**Task goal**
Set down the material below in full, matching it exactly.

**Supplied data**
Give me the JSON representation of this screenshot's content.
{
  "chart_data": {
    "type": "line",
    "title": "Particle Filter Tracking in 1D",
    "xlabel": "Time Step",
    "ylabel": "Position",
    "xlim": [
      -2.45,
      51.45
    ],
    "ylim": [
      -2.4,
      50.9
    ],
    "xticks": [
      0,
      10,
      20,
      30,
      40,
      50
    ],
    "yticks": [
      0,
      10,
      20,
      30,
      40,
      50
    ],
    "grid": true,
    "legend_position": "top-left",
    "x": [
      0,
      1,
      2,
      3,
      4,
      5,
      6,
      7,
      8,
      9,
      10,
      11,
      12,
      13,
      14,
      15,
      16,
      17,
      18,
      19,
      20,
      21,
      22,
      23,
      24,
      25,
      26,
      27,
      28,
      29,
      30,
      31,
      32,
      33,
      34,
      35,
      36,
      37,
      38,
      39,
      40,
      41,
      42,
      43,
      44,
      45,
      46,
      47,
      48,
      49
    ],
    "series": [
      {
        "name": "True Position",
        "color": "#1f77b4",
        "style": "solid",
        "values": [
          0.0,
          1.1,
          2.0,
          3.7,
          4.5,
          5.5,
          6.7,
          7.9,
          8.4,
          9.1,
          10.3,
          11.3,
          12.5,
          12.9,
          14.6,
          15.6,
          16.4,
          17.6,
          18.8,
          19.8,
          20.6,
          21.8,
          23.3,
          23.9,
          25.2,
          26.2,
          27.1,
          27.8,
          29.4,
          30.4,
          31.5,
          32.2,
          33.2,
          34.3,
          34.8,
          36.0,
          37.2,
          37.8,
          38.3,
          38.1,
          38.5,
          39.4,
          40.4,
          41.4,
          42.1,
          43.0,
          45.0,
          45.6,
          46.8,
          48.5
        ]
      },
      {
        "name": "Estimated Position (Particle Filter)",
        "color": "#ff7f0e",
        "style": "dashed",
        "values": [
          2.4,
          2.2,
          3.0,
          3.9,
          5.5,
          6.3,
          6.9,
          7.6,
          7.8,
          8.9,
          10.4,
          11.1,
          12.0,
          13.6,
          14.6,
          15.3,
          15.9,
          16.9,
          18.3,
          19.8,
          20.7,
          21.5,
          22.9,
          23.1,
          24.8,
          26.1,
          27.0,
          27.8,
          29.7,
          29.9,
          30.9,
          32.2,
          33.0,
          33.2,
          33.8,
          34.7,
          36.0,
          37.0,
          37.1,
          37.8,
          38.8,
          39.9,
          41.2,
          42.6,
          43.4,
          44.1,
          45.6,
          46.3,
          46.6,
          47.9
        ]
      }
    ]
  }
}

**Task output**
Give me the JSON representation of this screenshot's content.
{
  "chart_data": {
    "type": "line",
    "title": "Particle Filter Tracking in 1D",
    "xlabel": "Time Step",
    "ylabel": "Position",
    "xlim": [
      -2.45,
      51.45
    ],
    "ylim": [
      -2.4,
      50.9
    ],
    "xticks": [
      0,
      10,
      20,
      30,
      40,
      50
    ],
    "yticks": [
      0,
      10,
      20,
      30,
      40,
      50
    ],
    "grid": true,
    "legend_position": "top-left",
    "x": [
      0,
      1,
      2,
      3,
      4,
      5,
      6,
      7,
      8,
      9,
      10,
      11,
      12,
      13,
      14,
      15,
      16,
      17,
      18,
      19,
      20,
      21,
      22,
      23,
      24,
      25,
      26,
      27,
      28,
      29,
      30,
      31,
      32,
      33,
      34,
      35,
      36,
      37,
      38,
      39,
      40,
      41,
      42,
      43,
      44,
      45,
      46,
      47,
      48,
      49
    ],
    "series": [
      {
        "name": "True Position",
        "color": "#1f77b4",
        "style": "solid",
        "values": [
          0.0,
          1.1,
          2.0,
          3.7,
          4.5,
          5.5,
          6.7,
          7.9,
          8.4,
          9.1,
          10.3,
          11.3,
          12.5,
          12.9,
          14.6,
          15.6,
          16.4,
          17.6,
          18.8,
          19.8,
          20.6,
          21.8,
          23.3,
          23.9,
          25.2,
          26.2,
          27.1,
          27.8,
          29.4,
          30.4,
          31.5,
          32.2,
          33.2,
          34.3,
          34.8,
          36.0,
          37.2,
          37.8,
          38.3,
          38.1,
          38.5,
          39.4,
          40.4,
          41.4,
          42.1,
          43.0,
          45.0,
          45.6,
          46.8,
          48.5
        ]
      },
      {
        "name": "Estimated Position (Particle Filter)",
        "color": "#ff7f0e",
        "style": "dashed",
        "values": [
          2.4,
          2.2,
          3.0,
          3.9,
          5.5,
          6.3,
          6.9,
          7.6,
          7.8,
          8.9,
          10.4,
          11.1,
          12.0,
          13.6,
          14.6,
          15.3,
          15.9,
          16.9,
          18.3,
          19.8,
          20.7,
          21.5,
          22.9,
          23.1,
          24.8,
          26.1,
          27.0,
          27.8,
          29.7,
          29.9,
          30.9,
          32.2,
          33.0,
          33.2,
          33.8,
          34.7,
          36.0,
          37.0,
          37.1,
          37.8,
          38.8,
          39.9,
          41.2,
          42.6,
          43.4,
          44.1,
          45.6,
          46.3,
          46.6,
          47.9
        ]
      }
    ]
  }
}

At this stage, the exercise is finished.